DESCRIPTION OF THE TASK =>
Look for the string "cũng" in the lines and copy each line that has it.

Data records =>
↓↓↓

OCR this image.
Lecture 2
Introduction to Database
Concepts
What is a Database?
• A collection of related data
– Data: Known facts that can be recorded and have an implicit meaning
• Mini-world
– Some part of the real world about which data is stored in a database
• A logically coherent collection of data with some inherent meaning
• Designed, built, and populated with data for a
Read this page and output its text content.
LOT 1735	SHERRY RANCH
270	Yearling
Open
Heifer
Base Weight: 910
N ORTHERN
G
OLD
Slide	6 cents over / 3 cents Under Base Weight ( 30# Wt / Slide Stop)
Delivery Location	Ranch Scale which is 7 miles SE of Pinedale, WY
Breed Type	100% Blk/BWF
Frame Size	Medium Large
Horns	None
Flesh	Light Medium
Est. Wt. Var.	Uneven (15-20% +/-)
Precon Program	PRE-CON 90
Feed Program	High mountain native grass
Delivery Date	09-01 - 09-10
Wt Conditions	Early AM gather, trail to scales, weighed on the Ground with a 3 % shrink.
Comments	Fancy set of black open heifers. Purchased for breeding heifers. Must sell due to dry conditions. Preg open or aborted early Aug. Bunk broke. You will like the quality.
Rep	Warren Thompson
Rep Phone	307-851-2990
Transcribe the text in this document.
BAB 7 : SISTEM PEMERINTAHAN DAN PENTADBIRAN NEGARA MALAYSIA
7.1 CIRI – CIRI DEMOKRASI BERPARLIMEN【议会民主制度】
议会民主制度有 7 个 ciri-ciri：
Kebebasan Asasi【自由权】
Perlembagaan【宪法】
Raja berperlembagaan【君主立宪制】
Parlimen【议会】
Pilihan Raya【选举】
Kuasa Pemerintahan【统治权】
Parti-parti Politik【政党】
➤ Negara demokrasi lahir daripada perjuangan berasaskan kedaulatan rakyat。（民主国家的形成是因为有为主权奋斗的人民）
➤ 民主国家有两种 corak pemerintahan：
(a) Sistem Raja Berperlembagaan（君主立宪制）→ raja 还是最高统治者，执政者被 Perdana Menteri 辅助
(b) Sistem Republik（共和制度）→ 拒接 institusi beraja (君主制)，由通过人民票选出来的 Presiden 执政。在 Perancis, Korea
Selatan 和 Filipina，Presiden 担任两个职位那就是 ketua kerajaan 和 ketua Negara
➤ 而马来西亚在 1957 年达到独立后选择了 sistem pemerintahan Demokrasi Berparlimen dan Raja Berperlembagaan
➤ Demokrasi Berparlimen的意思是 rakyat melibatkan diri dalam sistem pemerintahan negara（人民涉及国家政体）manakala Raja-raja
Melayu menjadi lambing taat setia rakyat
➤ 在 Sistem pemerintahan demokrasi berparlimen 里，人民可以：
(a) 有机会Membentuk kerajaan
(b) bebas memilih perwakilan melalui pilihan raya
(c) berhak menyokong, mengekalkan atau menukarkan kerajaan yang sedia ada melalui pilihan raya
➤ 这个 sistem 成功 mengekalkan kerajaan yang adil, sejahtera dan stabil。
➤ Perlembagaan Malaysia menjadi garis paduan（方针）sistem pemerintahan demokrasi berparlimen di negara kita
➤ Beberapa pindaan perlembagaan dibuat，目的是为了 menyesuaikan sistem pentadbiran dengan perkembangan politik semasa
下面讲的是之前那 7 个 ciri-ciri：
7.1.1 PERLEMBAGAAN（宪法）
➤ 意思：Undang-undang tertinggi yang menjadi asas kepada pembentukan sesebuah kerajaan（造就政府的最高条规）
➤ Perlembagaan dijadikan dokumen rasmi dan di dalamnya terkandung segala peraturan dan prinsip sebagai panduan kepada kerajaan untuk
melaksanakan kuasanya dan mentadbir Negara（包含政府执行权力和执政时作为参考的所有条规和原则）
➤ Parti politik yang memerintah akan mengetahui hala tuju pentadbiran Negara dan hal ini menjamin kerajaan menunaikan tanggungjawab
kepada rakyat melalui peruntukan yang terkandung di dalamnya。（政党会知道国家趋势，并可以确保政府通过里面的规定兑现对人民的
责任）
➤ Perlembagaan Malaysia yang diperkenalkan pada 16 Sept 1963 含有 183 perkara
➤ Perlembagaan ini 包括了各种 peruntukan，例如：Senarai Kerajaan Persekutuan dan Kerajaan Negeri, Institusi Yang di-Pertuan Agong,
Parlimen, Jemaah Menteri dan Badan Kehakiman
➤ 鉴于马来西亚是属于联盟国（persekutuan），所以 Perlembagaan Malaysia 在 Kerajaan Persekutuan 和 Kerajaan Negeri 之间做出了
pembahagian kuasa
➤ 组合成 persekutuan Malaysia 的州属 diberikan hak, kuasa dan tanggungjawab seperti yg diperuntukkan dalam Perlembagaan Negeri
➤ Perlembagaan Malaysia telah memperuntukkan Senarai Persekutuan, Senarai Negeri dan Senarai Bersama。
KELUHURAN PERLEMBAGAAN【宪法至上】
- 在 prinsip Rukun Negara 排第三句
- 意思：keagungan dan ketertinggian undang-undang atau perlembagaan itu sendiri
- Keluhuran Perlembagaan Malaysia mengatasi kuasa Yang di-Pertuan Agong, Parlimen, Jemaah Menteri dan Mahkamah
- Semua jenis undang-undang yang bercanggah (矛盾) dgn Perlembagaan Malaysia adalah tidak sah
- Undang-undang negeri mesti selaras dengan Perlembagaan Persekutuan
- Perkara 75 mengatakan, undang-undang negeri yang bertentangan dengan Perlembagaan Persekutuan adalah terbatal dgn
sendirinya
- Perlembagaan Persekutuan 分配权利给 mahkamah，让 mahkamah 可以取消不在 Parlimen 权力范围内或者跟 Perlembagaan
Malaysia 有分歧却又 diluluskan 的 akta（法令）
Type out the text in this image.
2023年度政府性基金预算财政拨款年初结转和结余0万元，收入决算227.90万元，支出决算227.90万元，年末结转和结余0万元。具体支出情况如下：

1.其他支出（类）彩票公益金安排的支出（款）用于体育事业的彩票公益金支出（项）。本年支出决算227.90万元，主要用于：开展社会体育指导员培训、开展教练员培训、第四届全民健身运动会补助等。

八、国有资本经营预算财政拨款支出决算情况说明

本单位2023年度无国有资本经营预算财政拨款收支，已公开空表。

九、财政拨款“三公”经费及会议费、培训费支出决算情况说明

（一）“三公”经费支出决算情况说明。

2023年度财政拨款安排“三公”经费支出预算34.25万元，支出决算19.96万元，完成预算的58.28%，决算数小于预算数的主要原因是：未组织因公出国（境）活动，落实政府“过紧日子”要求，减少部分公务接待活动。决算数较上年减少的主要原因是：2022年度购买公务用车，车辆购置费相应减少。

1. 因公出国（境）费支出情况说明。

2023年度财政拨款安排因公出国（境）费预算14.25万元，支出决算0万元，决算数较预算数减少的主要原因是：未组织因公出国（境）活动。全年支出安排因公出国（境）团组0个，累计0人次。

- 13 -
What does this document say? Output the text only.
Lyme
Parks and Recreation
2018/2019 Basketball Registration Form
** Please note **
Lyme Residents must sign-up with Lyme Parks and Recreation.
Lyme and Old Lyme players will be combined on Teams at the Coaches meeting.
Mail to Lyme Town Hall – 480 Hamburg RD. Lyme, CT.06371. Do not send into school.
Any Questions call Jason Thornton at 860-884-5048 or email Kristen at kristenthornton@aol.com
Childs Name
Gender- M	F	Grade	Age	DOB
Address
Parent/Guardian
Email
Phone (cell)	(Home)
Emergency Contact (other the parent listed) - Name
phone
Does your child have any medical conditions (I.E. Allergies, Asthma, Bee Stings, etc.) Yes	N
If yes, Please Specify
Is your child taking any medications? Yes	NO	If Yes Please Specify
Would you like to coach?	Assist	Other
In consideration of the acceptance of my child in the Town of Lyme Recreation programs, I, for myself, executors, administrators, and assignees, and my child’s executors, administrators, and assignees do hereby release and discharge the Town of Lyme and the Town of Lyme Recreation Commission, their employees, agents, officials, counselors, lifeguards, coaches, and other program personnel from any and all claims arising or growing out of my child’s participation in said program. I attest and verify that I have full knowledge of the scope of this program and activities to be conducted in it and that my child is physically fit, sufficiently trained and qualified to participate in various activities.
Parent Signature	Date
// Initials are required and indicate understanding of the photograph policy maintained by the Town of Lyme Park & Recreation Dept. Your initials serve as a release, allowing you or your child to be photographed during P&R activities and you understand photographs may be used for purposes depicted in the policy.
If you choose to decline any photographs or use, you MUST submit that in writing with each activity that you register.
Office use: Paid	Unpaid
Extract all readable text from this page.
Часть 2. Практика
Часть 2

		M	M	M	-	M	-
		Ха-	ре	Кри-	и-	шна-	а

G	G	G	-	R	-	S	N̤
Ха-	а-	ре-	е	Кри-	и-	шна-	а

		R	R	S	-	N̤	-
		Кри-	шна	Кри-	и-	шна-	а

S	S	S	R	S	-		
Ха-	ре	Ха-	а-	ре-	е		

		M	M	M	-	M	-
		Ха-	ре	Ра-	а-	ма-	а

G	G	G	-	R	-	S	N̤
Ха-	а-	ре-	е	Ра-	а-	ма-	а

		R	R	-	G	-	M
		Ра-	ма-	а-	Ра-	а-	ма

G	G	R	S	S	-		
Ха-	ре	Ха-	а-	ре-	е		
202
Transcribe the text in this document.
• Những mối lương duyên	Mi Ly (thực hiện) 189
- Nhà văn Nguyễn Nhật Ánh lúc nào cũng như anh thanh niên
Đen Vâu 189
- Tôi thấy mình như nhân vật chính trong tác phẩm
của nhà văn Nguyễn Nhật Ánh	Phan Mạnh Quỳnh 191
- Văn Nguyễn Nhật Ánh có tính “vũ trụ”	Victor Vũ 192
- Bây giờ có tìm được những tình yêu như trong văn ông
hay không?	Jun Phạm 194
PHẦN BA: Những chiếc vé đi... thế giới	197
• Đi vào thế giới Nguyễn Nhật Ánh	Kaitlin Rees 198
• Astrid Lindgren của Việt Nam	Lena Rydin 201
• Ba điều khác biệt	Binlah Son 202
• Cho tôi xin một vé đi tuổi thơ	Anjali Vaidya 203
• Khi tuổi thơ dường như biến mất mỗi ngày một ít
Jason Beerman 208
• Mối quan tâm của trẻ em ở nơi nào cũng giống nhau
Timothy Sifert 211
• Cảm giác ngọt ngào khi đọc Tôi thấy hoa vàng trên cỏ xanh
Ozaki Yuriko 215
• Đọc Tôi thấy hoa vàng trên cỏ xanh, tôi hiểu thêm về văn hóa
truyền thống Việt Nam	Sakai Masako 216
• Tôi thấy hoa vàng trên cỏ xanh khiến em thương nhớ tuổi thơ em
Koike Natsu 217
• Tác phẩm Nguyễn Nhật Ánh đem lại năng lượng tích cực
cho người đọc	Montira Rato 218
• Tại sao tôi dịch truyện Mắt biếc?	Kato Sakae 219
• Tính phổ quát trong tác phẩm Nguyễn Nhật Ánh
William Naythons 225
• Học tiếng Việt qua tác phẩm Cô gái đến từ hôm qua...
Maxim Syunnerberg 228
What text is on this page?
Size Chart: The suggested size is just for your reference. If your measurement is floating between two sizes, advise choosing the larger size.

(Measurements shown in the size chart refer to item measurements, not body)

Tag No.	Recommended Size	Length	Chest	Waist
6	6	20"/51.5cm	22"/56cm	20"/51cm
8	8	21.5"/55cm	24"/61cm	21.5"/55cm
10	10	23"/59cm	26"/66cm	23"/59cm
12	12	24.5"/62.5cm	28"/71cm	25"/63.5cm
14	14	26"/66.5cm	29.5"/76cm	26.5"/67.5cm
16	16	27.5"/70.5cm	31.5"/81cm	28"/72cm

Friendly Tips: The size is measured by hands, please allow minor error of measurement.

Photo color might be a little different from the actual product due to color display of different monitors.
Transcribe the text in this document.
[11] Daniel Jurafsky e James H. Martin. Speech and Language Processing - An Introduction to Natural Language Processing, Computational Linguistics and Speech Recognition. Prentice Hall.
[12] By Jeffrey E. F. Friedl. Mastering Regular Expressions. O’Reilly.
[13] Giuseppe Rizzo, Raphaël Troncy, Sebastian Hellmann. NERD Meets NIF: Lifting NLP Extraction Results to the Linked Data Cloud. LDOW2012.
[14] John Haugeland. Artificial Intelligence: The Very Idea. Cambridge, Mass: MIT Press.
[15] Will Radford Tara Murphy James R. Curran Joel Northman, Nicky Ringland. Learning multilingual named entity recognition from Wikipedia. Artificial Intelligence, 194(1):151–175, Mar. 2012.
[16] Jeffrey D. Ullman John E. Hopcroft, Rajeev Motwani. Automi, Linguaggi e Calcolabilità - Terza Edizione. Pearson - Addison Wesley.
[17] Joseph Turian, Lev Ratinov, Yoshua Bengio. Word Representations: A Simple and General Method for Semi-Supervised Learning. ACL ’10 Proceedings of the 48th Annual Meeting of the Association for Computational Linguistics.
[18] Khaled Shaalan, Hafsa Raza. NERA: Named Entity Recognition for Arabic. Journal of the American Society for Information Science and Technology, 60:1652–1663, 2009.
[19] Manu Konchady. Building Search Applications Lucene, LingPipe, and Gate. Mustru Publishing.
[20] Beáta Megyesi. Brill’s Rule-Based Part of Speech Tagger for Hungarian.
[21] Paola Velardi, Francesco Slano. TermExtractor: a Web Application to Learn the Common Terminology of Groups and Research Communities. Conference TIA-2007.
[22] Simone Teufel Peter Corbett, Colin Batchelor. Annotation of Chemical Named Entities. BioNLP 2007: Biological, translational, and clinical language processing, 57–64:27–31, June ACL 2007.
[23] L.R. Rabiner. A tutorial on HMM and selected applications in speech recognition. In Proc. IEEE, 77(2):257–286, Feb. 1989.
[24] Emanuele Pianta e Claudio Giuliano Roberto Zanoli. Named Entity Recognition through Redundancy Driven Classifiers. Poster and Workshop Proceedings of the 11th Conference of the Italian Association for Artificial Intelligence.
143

↑↑↑

WRITTEN ANSWER =>
- Nhà văn Nguyễn Nhật Ánh lúc nào cũng như anh thanh niên
• Mối quan tâm của trẻ em ở nơi nào cũng giống nhau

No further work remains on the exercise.